> Set task: Word for word, repeat the entries, minus the pictures.

## Begin

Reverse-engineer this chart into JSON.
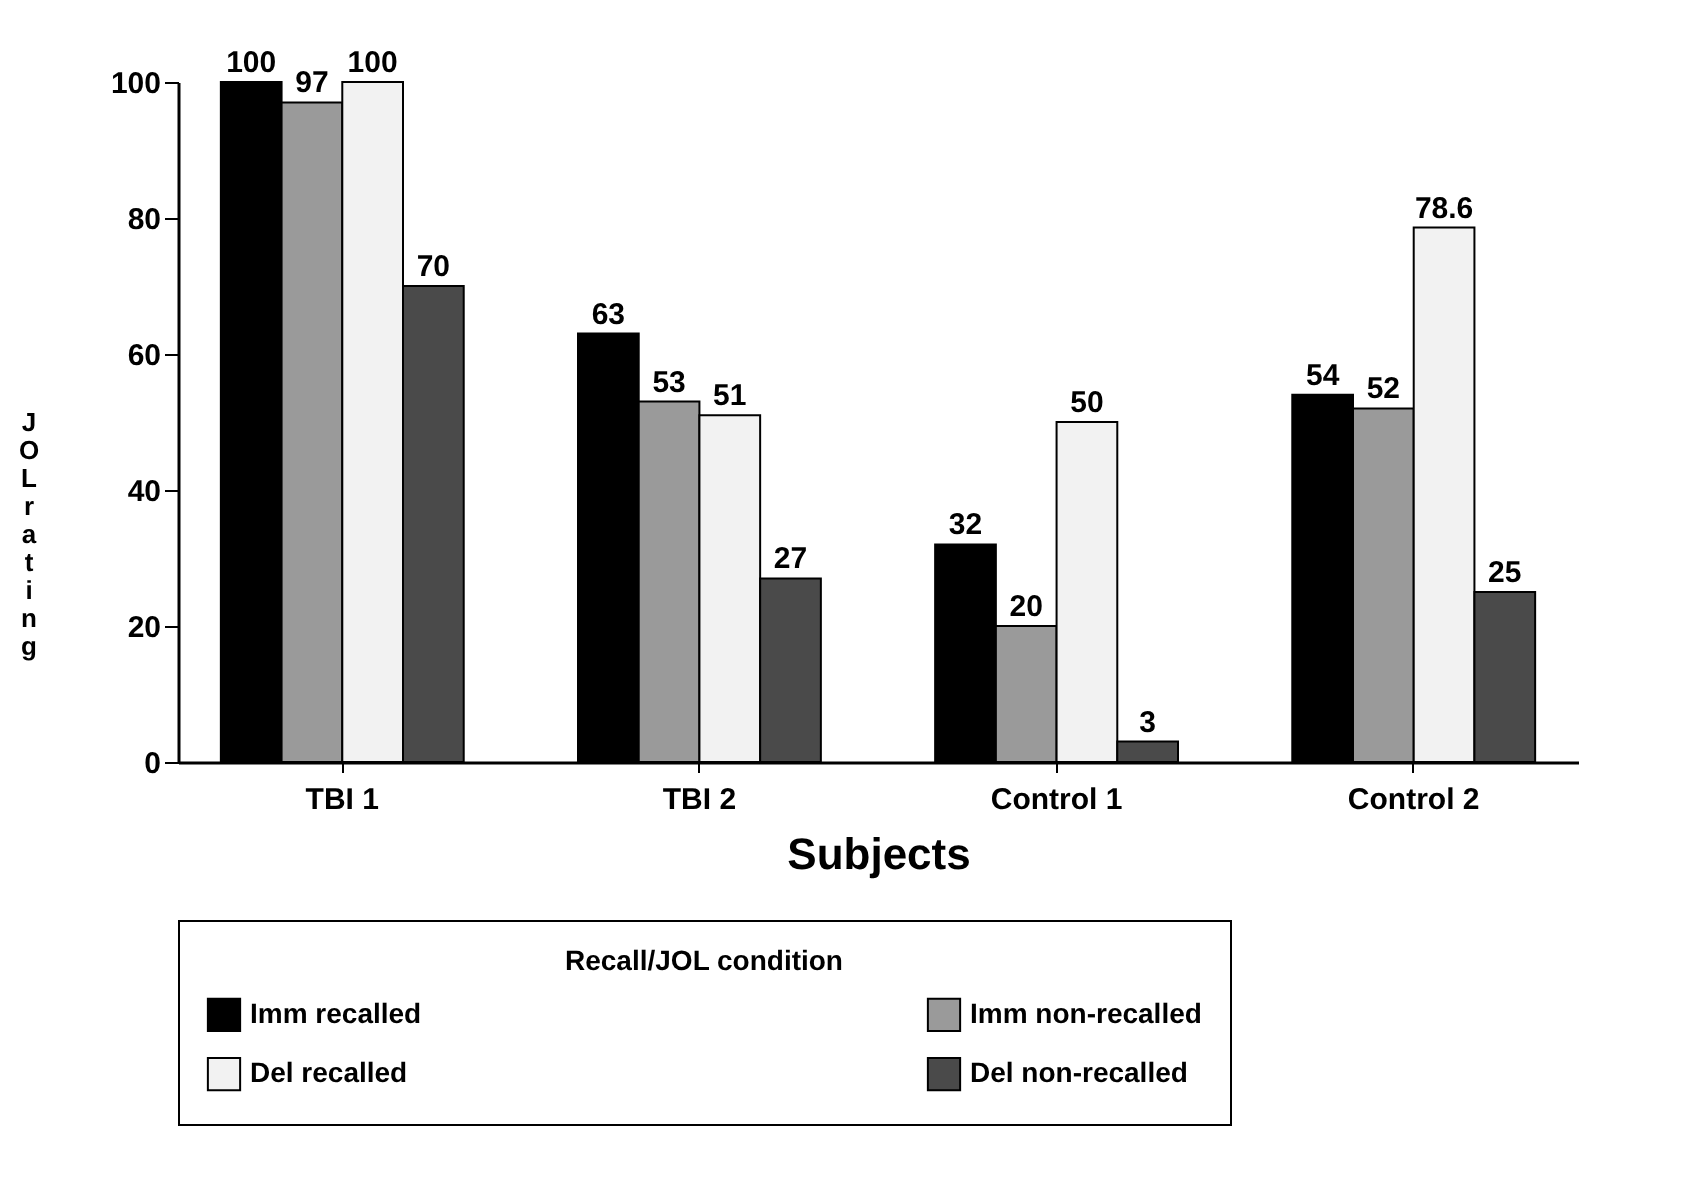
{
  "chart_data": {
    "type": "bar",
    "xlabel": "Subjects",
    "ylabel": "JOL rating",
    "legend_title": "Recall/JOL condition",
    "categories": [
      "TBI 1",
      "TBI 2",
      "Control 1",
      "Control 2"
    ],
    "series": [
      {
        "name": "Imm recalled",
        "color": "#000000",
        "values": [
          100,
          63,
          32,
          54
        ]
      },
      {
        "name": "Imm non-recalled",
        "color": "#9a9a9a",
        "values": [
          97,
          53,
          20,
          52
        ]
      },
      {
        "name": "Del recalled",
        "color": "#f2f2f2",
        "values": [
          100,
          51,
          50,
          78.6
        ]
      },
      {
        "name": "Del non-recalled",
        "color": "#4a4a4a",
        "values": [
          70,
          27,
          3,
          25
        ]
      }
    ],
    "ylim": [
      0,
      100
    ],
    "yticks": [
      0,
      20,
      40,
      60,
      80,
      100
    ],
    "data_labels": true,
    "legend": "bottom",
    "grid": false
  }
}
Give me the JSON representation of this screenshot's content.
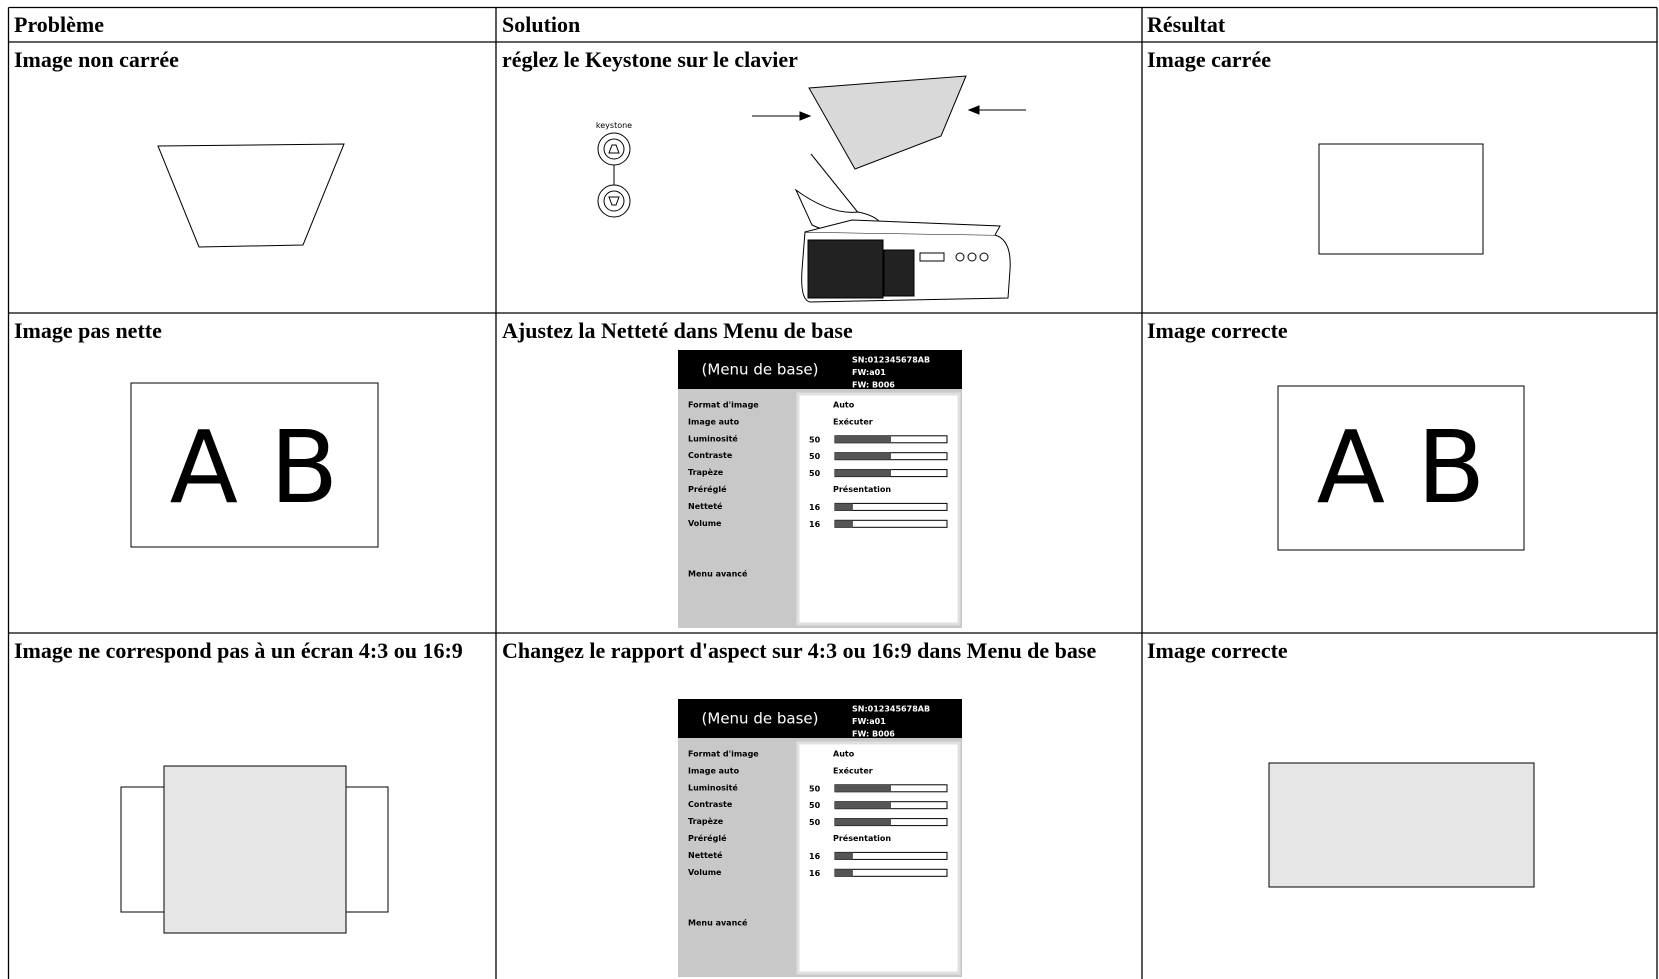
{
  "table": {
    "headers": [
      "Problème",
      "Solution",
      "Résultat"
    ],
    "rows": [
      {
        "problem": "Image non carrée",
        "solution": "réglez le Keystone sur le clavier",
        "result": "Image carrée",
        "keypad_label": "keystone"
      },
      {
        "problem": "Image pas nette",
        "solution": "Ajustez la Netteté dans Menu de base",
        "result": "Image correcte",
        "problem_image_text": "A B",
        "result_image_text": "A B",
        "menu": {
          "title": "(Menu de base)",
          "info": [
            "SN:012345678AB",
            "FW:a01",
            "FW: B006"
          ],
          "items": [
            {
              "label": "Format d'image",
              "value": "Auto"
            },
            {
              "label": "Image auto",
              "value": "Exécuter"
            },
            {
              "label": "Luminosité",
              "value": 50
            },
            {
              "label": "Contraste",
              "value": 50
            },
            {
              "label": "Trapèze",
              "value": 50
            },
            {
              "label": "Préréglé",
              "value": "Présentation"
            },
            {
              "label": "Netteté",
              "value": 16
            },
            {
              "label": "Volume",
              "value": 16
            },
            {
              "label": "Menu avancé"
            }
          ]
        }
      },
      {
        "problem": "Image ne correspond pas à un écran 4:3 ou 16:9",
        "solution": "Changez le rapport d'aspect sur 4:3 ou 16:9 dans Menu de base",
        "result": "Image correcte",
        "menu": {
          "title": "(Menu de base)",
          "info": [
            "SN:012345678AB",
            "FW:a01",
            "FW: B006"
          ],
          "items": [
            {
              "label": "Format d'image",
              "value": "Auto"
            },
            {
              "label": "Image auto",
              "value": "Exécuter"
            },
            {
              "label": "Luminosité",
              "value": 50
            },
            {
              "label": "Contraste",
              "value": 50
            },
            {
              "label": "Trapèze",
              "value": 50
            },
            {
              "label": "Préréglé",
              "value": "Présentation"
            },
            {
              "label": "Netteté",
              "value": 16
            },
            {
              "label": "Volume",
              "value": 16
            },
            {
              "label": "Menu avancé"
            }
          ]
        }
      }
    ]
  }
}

## End

> Full response:
Reverse-engineer this chart into JSON.
{
  "chart_data": {
    "type": "bar",
    "xlabel": "Subjects",
    "ylabel": "JOL rating",
    "legend_title": "Recall/JOL condition",
    "categories": [
      "TBI 1",
      "TBI 2",
      "Control 1",
      "Control 2"
    ],
    "series": [
      {
        "name": "Imm recalled",
        "color": "#000000",
        "values": [
          100,
          63,
          32,
          54
        ]
      },
      {
        "name": "Imm non-recalled",
        "color": "#9a9a9a",
        "values": [
          97,
          53,
          20,
          52
        ]
      },
      {
        "name": "Del recalled",
        "color": "#f2f2f2",
        "values": [
          100,
          51,
          50,
          78.6
        ]
      },
      {
        "name": "Del non-recalled",
        "color": "#4a4a4a",
        "values": [
          70,
          27,
          3,
          25
        ]
      }
    ],
    "ylim": [
      0,
      100
    ],
    "yticks": [
      0,
      20,
      40,
      60,
      80,
      100
    ],
    "data_labels": true,
    "legend": "bottom",
    "grid": false
  }
}
Give me the JSON representation of this screenshot's content.
{
  "table": {
    "headers": [
      "Problème",
      "Solution",
      "Résultat"
    ],
    "rows": [
      {
        "problem": "Image non carrée",
        "solution": "réglez le Keystone sur le clavier",
        "result": "Image carrée",
        "keypad_label": "keystone"
      },
      {
        "problem": "Image pas nette",
        "solution": "Ajustez la Netteté dans Menu de base",
        "result": "Image correcte",
        "problem_image_text": "A B",
        "result_image_text": "A B",
        "menu": {
          "title": "(Menu de base)",
          "info": [
            "SN:012345678AB",
            "FW:a01",
            "FW: B006"
          ],
          "items": [
            {
              "label": "Format d'image",
              "value": "Auto"
            },
            {
              "label": "Image auto",
              "value": "Exécuter"
            },
            {
              "label": "Luminosité",
              "value": 50
            },
            {
              "label": "Contraste",
              "value": 50
            },
            {
              "label": "Trapèze",
              "value": 50
            },
            {
              "label": "Préréglé",
              "value": "Présentation"
            },
            {
              "label": "Netteté",
              "value": 16
            },
            {
              "label": "Volume",
              "value": 16
            },
            {
              "label": "Menu avancé"
            }
          ]
        }
      },
      {
        "problem": "Image ne correspond pas à un écran 4:3 ou 16:9",
        "solution": "Changez le rapport d'aspect sur 4:3 ou 16:9 dans Menu de base",
        "result": "Image correcte",
        "menu": {
          "title": "(Menu de base)",
          "info": [
            "SN:012345678AB",
            "FW:a01",
            "FW: B006"
          ],
          "items": [
            {
              "label": "Format d'image",
              "value": "Auto"
            },
            {
              "label": "Image auto",
              "value": "Exécuter"
            },
            {
              "label": "Luminosité",
              "value": 50
            },
            {
              "label": "Contraste",
              "value": 50
            },
            {
              "label": "Trapèze",
              "value": 50
            },
            {
              "label": "Préréglé",
              "value": "Présentation"
            },
            {
              "label": "Netteté",
              "value": 16
            },
            {
              "label": "Volume",
              "value": 16
            },
            {
              "label": "Menu avancé"
            }
          ]
        }
      }
    ]
  }
}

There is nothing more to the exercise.